** BEGIN PROVIDED RECORDS **
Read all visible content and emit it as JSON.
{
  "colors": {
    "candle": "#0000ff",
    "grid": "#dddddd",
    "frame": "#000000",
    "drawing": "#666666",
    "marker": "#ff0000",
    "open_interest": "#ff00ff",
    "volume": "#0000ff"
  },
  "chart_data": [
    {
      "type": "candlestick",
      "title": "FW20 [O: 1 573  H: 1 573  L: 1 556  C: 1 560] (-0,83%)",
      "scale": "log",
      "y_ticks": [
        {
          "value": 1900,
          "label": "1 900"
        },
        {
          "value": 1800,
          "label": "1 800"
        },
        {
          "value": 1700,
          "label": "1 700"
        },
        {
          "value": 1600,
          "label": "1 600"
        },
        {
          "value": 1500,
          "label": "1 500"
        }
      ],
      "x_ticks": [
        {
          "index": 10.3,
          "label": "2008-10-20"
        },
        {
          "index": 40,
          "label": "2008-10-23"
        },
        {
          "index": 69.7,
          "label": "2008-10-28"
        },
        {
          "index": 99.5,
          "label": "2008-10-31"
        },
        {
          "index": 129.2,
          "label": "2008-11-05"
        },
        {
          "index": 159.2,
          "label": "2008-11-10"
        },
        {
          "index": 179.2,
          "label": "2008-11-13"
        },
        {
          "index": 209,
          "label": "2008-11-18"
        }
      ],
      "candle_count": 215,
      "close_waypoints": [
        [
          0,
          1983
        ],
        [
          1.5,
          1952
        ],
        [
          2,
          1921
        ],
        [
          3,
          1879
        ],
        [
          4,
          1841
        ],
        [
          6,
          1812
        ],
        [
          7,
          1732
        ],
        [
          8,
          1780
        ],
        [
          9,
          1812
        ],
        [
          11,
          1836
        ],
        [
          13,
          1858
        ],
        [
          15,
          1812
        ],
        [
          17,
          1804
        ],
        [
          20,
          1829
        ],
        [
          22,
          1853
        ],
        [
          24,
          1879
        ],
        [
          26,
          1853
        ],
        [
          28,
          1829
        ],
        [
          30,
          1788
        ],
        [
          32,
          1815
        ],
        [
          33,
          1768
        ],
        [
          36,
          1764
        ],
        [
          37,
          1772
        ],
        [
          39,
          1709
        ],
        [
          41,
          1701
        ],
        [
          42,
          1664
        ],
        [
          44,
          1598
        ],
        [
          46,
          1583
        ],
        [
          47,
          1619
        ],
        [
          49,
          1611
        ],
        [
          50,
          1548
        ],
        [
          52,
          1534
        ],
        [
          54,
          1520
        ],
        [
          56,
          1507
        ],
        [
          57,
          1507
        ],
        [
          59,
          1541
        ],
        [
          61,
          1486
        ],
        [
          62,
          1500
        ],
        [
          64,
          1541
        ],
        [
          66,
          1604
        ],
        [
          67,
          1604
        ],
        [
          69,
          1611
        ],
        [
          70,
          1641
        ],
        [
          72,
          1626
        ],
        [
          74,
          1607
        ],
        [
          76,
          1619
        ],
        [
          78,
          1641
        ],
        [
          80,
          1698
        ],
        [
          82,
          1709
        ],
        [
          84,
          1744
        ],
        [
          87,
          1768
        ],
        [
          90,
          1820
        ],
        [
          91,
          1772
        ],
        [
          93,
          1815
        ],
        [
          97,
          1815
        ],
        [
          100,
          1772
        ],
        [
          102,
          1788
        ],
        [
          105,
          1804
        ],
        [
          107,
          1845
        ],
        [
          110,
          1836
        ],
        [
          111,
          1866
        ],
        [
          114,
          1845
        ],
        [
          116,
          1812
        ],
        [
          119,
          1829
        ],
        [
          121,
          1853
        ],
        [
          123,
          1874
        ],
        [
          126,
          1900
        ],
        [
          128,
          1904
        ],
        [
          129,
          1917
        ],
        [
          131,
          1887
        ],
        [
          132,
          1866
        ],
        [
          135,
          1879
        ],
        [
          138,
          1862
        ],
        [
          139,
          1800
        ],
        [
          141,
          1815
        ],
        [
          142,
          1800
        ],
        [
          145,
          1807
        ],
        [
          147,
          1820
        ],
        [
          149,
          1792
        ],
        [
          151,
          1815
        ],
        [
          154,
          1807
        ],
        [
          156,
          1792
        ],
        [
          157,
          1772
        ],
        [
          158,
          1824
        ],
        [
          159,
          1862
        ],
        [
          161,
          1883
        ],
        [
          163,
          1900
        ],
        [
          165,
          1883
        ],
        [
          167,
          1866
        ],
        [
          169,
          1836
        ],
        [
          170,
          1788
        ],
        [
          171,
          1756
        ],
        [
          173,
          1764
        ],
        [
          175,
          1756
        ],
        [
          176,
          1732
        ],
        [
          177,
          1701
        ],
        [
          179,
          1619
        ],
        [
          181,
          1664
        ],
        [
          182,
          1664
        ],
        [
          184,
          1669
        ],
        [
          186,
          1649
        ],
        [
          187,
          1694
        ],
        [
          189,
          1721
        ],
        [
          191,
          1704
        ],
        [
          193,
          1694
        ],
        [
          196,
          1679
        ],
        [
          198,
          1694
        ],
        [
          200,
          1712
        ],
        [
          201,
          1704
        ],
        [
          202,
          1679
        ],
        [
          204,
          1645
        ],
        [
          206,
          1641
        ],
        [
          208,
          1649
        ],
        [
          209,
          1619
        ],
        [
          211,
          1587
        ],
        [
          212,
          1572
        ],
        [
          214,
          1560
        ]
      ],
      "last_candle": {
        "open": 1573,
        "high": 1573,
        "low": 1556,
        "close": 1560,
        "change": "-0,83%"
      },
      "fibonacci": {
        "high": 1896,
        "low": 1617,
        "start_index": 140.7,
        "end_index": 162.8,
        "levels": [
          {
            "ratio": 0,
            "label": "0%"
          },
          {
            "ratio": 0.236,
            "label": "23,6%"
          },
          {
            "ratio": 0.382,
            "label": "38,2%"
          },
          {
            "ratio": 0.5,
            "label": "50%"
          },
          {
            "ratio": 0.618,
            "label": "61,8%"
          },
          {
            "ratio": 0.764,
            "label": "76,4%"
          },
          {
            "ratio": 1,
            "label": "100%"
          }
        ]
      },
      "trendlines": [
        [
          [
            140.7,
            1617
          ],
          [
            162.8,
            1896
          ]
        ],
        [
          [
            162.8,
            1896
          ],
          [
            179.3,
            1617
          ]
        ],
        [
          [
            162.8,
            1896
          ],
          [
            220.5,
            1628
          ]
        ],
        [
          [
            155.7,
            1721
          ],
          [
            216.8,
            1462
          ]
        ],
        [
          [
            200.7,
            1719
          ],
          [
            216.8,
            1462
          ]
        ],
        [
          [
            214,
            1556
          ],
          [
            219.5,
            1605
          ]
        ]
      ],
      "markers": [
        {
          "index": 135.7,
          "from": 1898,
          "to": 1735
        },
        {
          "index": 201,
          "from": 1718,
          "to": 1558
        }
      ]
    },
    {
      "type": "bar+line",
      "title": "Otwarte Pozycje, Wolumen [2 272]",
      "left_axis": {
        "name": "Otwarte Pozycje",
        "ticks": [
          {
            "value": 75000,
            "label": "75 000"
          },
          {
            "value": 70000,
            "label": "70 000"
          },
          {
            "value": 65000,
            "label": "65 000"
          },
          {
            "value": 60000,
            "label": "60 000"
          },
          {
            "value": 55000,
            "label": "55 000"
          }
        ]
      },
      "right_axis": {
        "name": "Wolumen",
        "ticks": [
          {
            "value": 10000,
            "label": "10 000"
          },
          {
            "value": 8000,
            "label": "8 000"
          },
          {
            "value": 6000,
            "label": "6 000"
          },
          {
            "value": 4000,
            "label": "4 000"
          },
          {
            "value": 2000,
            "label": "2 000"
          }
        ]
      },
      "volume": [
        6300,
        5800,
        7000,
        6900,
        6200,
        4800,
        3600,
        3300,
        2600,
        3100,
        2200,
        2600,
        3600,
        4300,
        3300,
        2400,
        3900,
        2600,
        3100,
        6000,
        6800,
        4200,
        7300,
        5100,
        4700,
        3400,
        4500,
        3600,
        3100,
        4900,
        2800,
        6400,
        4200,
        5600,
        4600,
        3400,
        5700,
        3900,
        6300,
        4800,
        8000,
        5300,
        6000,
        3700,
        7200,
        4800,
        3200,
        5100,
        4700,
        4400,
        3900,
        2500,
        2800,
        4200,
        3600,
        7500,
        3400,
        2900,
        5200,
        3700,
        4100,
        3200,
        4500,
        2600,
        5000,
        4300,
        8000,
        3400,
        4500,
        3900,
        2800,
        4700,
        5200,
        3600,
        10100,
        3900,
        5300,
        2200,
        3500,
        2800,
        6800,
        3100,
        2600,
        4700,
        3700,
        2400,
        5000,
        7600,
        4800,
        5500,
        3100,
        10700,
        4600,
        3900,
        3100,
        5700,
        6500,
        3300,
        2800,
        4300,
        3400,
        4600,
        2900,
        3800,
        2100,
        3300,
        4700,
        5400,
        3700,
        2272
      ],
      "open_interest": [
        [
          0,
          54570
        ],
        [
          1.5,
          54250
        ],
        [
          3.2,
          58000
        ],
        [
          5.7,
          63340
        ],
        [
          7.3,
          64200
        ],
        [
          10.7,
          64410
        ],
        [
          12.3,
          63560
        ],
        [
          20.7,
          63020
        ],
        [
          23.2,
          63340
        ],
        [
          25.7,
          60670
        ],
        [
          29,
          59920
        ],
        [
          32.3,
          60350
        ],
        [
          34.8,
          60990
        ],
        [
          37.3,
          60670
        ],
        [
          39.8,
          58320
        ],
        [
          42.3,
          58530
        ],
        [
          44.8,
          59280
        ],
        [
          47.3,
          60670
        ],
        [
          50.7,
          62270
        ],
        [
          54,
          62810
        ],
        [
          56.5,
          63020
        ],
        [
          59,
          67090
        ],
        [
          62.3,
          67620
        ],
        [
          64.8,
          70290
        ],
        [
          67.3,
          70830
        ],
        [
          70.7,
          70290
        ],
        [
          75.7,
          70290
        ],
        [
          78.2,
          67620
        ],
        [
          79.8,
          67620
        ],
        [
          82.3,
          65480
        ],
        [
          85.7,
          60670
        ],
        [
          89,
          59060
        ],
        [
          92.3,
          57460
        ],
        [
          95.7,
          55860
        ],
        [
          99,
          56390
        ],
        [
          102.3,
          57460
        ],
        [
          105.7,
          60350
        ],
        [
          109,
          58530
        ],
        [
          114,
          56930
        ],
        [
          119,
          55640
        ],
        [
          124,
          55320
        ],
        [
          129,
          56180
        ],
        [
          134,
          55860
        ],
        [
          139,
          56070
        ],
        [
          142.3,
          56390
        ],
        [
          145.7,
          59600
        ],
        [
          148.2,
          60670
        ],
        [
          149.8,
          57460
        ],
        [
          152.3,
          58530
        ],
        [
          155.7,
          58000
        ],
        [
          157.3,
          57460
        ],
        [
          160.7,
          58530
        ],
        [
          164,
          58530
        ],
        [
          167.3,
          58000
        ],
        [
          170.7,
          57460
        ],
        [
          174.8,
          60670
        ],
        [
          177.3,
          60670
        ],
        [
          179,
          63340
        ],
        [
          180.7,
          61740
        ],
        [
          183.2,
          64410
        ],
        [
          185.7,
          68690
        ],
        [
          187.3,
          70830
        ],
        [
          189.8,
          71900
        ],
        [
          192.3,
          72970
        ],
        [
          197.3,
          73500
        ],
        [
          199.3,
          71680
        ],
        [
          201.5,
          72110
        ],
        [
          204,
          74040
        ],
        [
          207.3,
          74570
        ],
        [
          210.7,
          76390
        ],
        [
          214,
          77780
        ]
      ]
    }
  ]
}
** END PROVIDED RECORDS **
TASK TO CARRY OUT ▸ Scan the listing above for the word "Wolumen" and show each line where it is found.

EXERCISE SOLUTION ▸
      "title": "Otwarte Pozycje, Wolumen [2 272]",
        "name": "Wolumen",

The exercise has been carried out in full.